SET EXERCISE: All of the lines below are to be transcribed faithfully, with pictures excluded from the copy.

Stored entries:
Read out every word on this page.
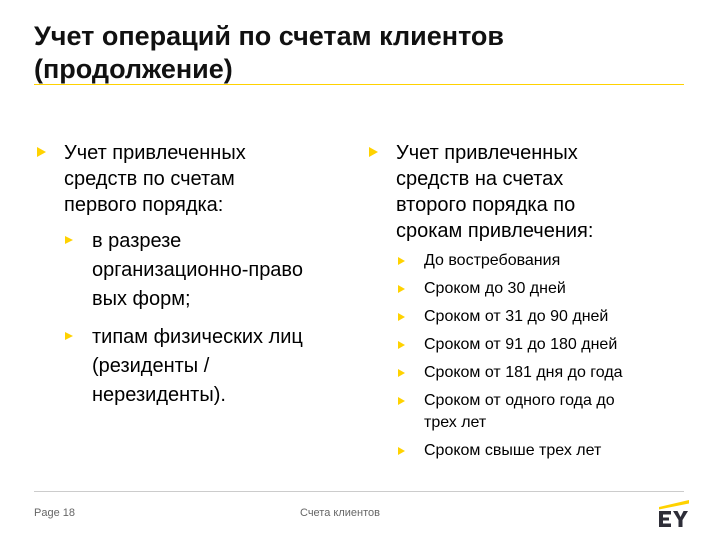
Учет операций по счетам клиентов
(продолжение)
Учет привлеченных
средств по счетам
первого порядка:
в разрезе
организационно-право
вых форм;
типам физических лиц
(резиденты /
нерезиденты).
Учет привлеченных
средств на счетах
второго порядка по
срокам привлечения:
До востребования
Сроком до 30 дней
Сроком от 31 до 90 дней
Сроком от 91 до 180 дней
Сроком от 181 дня до года
Сроком от одного года до
трех лет
Сроком свыше трех лет
Page 18	Счета клиентов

TASK RESPONSE:
Read out every word on this page.
Учет операций по счетам клиентов
(продолжение)
Учет привлеченных
средств по счетам
первого порядка:
в разрезе
организационно-право
вых форм;
типам физических лиц
(резиденты /
нерезиденты).
Учет привлеченных
средств на счетах
второго порядка по
срокам привлечения:
До востребования
Сроком до 30 дней
Сроком от 31 до 90 дней
Сроком от 91 до 180 дней
Сроком от 181 дня до года
Сроком от одного года до
трех лет
Сроком свыше трех лет
Page 18	Счета клиентов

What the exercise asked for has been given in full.